#### Aim of the task
Select all lines in the records that include "kabi".

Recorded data
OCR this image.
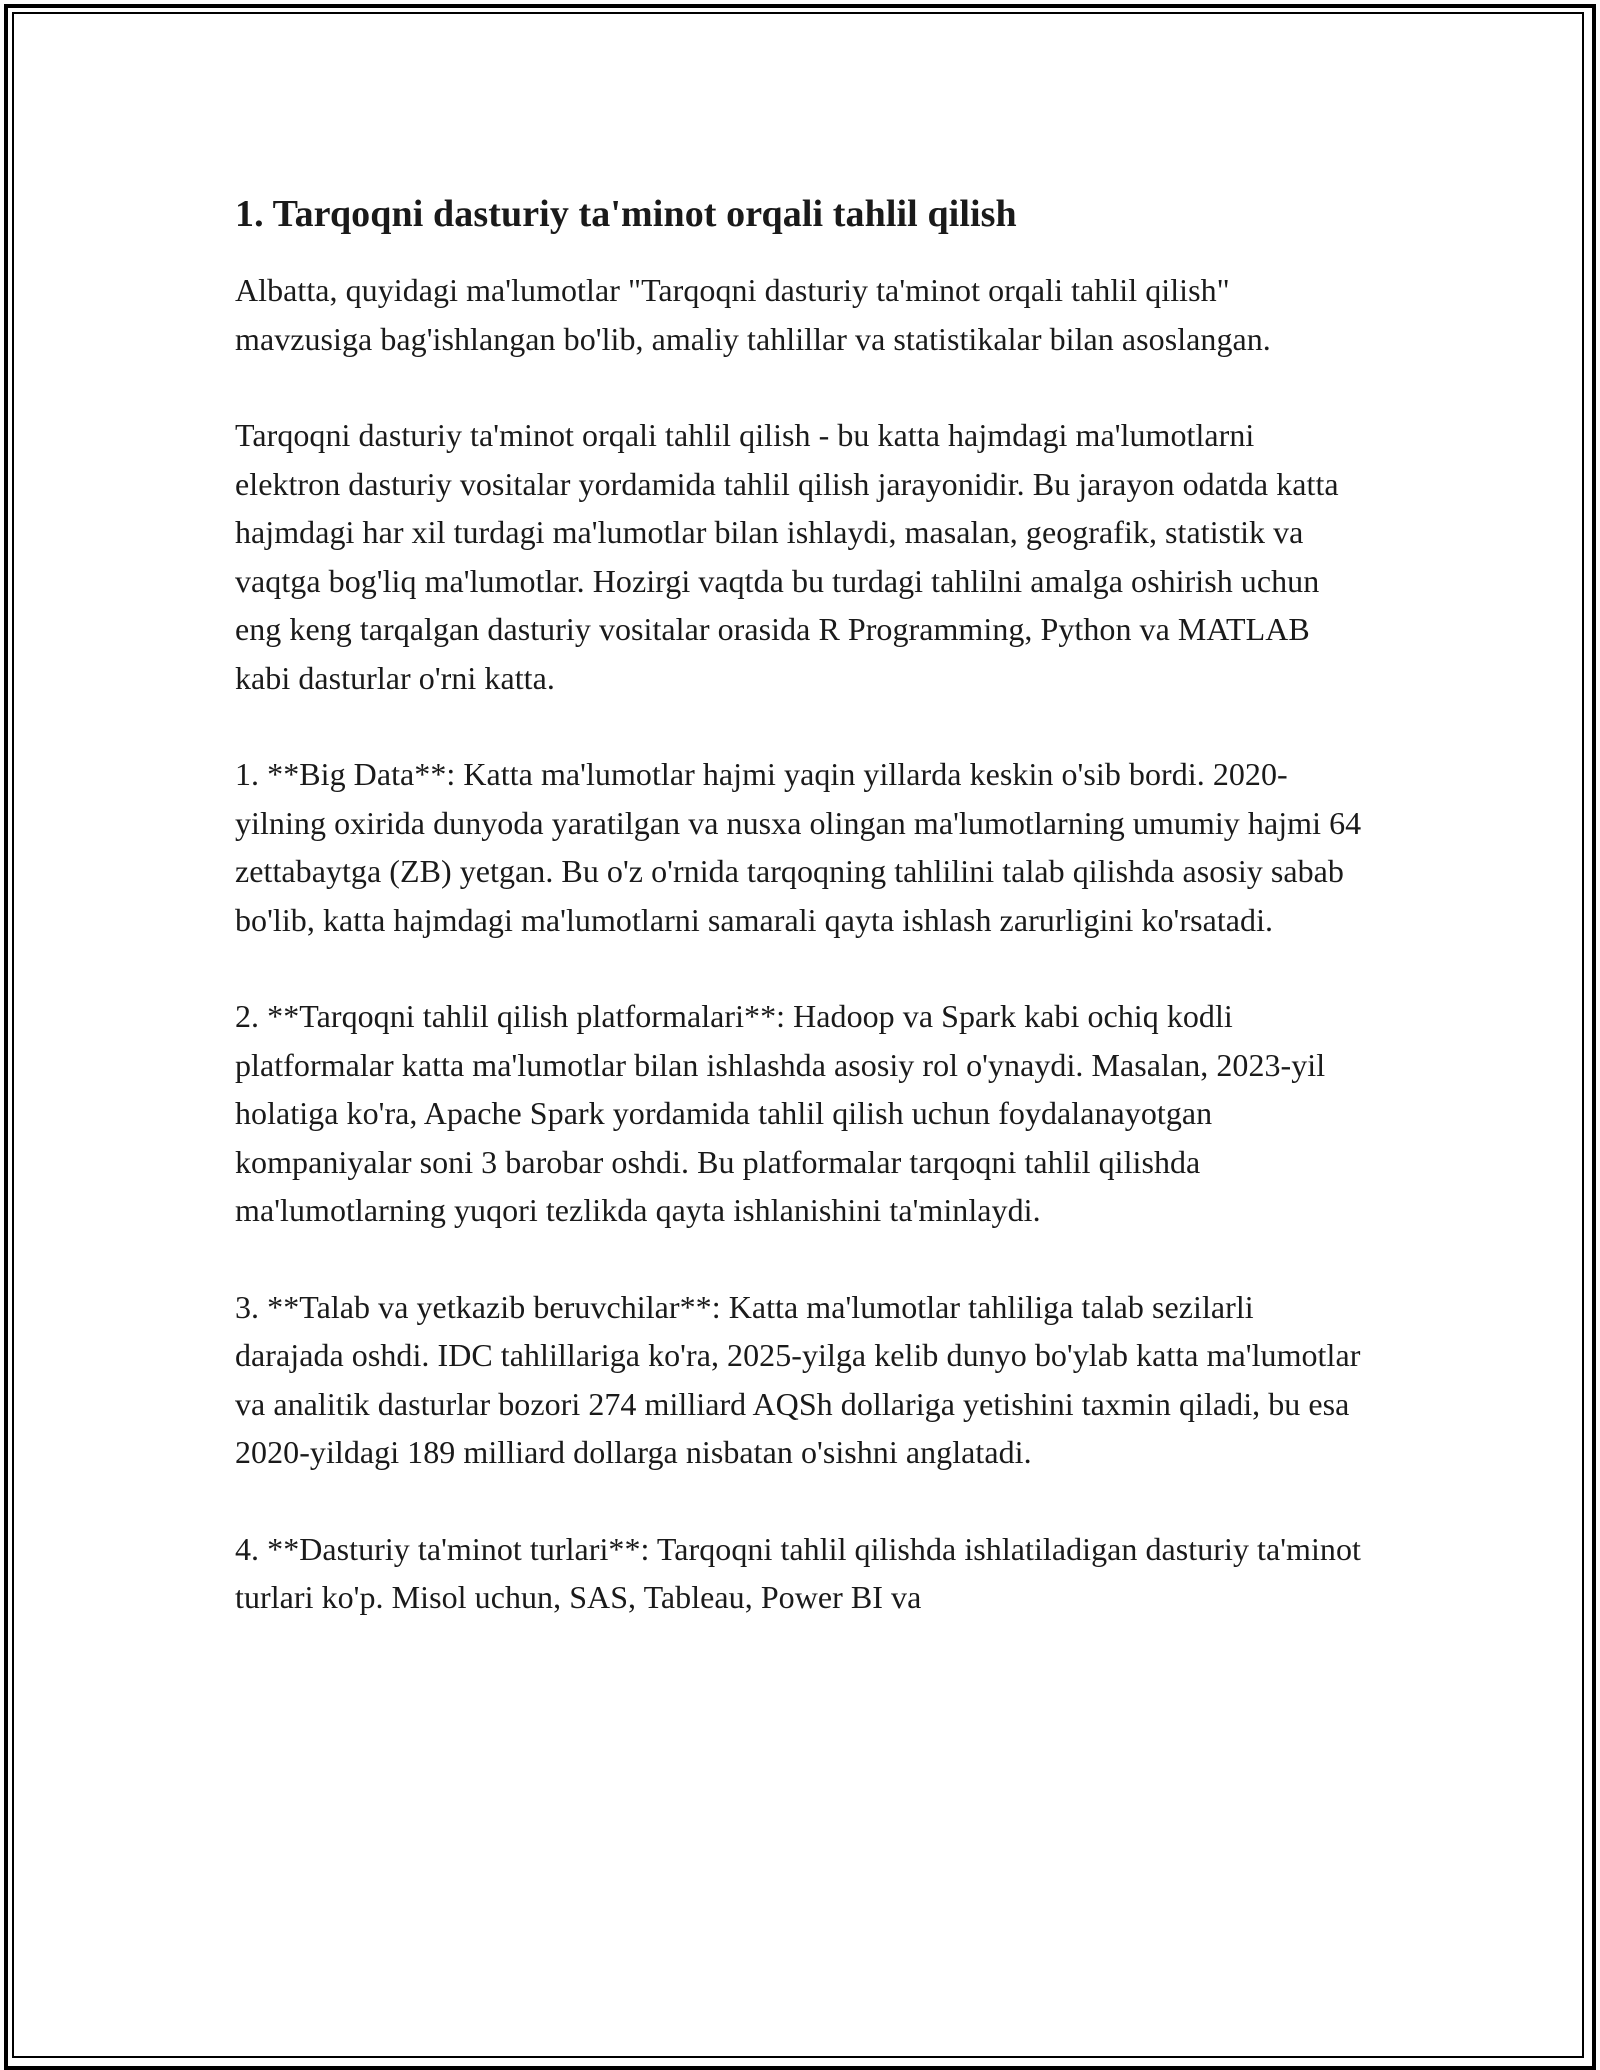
1. Tarqoqni dasturiy ta'minot orqali tahlil qilish

Albatta, quyidagi ma'lumotlar "Tarqoqni dasturiy ta'minot orqali tahlil qilish" mavzusiga bag'ishlangan bo'lib, amaliy tahlillar va statistikalar bilan asoslangan.

Tarqoqni dasturiy ta'minot orqali tahlil qilish - bu katta hajmdagi ma'lumotlarni elektron dasturiy vositalar yordamida tahlil qilish jarayonidir. Bu jarayon odatda katta hajmdagi har xil turdagi ma'lumotlar bilan ishlaydi, masalan, geografik, statistik va vaqtga bog'liq ma'lumotlar. Hozirgi vaqtda bu turdagi tahlilni amalga oshirish uchun eng keng tarqalgan dasturiy vositalar orasida R Programming, Python va MATLAB kabi dasturlar o'rni katta.

1. **Big Data**: Katta ma'lumotlar hajmi yaqin yillarda keskin o'sib bordi. 2020-yilning oxirida dunyoda yaratilgan va nusxa olingan ma'lumotlarning umumiy hajmi 64 zettabaytga (ZB) yetgan. Bu o'z o'rnida tarqoqning tahlilini talab qilishda asosiy sabab bo'lib, katta hajmdagi ma'lumotlarni samarali qayta ishlash zarurligini ko'rsatadi.

2. **Tarqoqni tahlil qilish platformalari**: Hadoop va Spark kabi ochiq kodli platformalar katta ma'lumotlar bilan ishlashda asosiy rol o'ynaydi. Masalan, 2023-yil holatiga ko'ra, Apache Spark yordamida tahlil qilish uchun foydalanayotgan kompaniyalar soni 3 barobar oshdi. Bu platformalar tarqoqni tahlil qilishda ma'lumotlarning yuqori tezlikda qayta ishlanishini ta'minlaydi.

3. **Talab va yetkazib beruvchilar**: Katta ma'lumotlar tahliliga talab sezilarli darajada oshdi. IDC tahlillariga ko'ra, 2025-yilga kelib dunyo bo'ylab katta ma'lumotlar va analitik dasturlar bozori 274 milliard AQSh dollariga yetishini taxmin qiladi, bu esa 2020-yildagi 189 milliard dollarga nisbatan o'sishni anglatadi.

4. **Dasturiy ta'minot turlari**: Tarqoqni tahlil qilishda ishlatiladigan dasturiy ta'minot turlari ko'p. Misol uchun, SAS, Tableau, Power BI va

#### Task response
Tarqoqni dasturiy ta'minot orqali tahlil qilish - bu katta hajmdagi ma'lumotlarni elektron dasturiy vositalar yordamida tahlil qilish jarayonidir. Bu jarayon odatda katta hajmdagi har xil turdagi ma'lumotlar bilan ishlaydi, masalan, geografik, statistik va vaqtga bog'liq ma'lumotlar. Hozirgi vaqtda bu turdagi tahlilni amalga oshirish uchun eng keng tarqalgan dasturiy vositalar orasida R Programming, Python va MATLAB kabi dasturlar o'rni katta.
2. **Tarqoqni tahlil qilish platformalari**: Hadoop va Spark kabi ochiq kodli platformalar katta ma'lumotlar bilan ishlashda asosiy rol o'ynaydi. Masalan, 2023-yil holatiga ko'ra, Apache Spark yordamida tahlil qilish uchun foydalanayotgan kompaniyalar soni 3 barobar oshdi. Bu platformalar tarqoqni tahlil qilishda ma'lumotlarning yuqori tezlikda qayta ishlanishini ta'minlaydi.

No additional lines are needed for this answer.